▶ _Instructions for the task_
Locate and copy each line in the data that contains the word "image".

▶ _Data entries_
- - -
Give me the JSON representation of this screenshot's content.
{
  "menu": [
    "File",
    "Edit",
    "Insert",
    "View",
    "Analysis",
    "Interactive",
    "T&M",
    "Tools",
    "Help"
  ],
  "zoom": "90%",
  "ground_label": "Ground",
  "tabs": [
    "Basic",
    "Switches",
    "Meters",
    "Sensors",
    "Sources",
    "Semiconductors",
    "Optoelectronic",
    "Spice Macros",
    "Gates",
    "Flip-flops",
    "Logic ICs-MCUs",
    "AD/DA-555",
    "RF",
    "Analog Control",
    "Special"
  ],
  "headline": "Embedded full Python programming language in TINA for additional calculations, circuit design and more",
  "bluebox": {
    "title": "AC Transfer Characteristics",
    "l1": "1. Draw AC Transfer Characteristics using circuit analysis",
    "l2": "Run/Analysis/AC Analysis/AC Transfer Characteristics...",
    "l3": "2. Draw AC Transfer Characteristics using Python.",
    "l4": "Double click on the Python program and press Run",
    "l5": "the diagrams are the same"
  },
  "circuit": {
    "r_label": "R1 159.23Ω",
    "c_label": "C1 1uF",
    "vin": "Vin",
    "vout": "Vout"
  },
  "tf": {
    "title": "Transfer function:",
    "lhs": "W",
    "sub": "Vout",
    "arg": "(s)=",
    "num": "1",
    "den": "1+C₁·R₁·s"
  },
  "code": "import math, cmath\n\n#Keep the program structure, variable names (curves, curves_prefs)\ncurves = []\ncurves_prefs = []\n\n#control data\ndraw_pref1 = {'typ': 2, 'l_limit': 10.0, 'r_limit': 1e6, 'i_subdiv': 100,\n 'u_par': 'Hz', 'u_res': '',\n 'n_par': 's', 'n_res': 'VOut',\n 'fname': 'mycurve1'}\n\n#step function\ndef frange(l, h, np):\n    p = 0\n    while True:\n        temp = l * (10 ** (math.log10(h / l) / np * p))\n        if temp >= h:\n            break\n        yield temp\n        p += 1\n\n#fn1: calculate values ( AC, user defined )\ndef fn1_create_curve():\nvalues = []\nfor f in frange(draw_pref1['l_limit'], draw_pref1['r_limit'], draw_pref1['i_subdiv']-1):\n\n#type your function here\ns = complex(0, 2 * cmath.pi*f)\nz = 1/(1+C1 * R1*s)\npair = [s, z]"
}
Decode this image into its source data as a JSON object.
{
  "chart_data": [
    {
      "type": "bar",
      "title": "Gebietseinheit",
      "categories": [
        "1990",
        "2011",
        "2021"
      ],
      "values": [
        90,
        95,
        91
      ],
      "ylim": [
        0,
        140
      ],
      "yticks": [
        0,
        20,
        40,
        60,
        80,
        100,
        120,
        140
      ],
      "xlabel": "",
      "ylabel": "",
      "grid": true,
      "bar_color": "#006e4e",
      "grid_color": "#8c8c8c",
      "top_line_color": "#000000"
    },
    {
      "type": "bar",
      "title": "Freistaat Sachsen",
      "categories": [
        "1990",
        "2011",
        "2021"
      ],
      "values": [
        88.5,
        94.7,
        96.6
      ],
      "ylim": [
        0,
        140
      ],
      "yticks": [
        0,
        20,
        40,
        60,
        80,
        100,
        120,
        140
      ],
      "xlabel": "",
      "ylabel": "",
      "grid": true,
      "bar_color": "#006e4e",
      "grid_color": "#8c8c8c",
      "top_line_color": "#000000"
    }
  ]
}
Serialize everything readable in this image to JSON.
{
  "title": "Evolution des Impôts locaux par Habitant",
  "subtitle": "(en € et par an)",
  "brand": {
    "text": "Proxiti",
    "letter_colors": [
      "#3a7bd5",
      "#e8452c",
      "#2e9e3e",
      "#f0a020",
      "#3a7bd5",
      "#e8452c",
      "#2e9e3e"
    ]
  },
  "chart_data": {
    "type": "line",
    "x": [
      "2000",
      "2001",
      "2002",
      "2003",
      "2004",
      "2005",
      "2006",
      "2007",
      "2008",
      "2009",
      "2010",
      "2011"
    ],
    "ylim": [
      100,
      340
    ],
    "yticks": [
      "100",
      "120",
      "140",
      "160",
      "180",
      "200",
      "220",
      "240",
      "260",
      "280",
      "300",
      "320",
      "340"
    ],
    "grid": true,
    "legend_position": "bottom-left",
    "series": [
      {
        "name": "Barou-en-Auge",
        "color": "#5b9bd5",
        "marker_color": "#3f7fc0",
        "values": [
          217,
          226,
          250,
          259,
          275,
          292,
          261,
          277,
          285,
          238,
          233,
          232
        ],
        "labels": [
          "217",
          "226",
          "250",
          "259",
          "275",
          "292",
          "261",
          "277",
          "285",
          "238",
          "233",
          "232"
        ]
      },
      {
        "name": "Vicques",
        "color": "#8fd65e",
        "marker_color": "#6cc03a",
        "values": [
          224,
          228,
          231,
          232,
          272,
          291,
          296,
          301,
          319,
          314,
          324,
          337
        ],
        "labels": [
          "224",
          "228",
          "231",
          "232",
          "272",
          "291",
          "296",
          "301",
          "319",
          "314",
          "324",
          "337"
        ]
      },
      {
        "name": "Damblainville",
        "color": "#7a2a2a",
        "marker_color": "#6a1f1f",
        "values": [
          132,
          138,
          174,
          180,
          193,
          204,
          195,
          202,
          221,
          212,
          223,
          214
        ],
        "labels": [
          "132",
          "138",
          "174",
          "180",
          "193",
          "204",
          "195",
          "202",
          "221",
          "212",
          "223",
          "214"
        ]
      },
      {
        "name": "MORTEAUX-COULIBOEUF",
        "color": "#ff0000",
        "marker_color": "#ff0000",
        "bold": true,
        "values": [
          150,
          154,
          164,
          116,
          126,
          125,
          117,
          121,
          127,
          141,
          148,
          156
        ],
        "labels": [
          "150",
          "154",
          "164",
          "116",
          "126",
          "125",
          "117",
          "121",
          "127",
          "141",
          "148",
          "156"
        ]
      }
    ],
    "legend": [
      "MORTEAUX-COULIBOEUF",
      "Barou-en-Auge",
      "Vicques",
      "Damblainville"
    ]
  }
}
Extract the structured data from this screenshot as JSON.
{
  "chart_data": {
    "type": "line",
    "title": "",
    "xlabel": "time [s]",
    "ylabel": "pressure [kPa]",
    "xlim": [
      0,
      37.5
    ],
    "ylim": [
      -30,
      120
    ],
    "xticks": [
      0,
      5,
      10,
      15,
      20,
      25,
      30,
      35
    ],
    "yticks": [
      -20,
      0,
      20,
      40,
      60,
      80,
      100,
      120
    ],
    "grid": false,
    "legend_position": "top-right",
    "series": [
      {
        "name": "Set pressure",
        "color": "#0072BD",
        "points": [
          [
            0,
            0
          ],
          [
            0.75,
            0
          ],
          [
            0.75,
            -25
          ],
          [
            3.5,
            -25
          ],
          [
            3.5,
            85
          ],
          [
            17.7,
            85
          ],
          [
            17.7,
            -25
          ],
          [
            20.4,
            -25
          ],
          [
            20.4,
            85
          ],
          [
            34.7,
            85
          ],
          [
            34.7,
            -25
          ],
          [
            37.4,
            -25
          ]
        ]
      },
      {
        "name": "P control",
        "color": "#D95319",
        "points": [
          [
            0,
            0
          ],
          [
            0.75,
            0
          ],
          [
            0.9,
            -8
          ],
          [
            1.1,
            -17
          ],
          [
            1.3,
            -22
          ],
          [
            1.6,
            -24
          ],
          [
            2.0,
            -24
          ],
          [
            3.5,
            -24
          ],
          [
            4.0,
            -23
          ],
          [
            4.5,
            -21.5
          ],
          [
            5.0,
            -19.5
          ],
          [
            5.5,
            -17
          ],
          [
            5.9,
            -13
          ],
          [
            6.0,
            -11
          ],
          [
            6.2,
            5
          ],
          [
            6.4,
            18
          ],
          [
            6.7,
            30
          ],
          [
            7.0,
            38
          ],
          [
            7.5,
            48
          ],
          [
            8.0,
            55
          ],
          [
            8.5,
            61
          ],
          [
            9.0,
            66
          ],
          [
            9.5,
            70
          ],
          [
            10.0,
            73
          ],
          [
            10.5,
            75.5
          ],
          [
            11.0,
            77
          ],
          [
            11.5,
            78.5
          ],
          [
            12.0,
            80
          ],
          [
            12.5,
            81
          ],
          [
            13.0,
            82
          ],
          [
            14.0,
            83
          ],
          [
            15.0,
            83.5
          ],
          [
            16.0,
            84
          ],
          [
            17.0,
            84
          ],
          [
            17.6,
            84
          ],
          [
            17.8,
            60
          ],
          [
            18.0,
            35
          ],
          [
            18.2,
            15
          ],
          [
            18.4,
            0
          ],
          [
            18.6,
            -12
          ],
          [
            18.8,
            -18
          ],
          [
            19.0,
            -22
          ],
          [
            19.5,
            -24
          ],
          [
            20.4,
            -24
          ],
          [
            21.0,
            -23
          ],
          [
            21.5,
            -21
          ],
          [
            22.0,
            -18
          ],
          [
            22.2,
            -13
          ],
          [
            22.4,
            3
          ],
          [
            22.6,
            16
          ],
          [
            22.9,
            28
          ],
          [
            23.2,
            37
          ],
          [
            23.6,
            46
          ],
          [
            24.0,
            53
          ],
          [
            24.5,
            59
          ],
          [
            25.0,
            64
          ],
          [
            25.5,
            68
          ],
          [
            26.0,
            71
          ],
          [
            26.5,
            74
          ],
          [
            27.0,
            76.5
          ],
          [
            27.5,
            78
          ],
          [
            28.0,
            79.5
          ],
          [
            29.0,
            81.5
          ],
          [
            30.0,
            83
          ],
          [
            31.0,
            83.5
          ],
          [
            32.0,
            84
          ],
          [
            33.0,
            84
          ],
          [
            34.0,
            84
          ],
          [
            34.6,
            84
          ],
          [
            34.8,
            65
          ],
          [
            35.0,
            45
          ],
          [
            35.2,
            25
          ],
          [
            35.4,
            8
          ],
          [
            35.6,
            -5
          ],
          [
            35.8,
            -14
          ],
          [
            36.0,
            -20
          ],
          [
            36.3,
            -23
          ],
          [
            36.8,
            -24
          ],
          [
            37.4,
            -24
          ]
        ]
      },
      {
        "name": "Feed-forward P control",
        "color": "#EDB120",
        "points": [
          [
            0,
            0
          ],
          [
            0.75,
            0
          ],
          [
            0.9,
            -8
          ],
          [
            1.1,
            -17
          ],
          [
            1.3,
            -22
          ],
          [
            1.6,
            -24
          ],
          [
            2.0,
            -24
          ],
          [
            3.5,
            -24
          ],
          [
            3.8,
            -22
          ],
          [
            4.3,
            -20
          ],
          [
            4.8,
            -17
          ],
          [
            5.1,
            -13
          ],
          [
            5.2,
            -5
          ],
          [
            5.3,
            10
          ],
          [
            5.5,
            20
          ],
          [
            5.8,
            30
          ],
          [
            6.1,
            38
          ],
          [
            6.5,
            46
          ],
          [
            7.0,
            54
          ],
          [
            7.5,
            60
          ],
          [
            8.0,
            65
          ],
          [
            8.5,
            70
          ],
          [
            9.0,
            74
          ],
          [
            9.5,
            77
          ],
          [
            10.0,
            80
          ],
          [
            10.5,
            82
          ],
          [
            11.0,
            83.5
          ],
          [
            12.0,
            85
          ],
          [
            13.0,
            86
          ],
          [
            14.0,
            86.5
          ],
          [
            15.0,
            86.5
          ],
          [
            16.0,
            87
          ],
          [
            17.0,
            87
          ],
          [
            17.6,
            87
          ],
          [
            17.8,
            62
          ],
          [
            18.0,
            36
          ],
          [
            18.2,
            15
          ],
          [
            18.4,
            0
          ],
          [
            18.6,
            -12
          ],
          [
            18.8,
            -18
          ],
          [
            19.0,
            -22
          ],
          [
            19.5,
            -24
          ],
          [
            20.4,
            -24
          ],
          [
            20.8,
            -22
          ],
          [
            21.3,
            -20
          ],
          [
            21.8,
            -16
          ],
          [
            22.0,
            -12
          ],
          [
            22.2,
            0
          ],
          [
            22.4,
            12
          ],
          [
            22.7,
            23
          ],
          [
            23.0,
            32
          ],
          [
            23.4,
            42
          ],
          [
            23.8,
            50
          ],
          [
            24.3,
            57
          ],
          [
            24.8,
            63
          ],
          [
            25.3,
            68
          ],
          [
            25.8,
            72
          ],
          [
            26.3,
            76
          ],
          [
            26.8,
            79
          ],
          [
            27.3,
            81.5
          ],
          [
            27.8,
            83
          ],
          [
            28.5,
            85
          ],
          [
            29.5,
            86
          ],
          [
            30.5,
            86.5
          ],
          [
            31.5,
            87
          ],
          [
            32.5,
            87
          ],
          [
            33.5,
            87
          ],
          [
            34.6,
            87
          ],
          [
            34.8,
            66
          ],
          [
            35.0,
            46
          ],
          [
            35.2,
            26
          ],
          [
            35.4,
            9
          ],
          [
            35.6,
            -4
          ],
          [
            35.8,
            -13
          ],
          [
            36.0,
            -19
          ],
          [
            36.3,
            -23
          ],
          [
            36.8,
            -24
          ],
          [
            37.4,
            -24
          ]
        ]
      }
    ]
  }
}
- - -
▶ _Response to the exercise_
Decode this image into its source data as a JSON object.
Serialize everything readable in this image to JSON.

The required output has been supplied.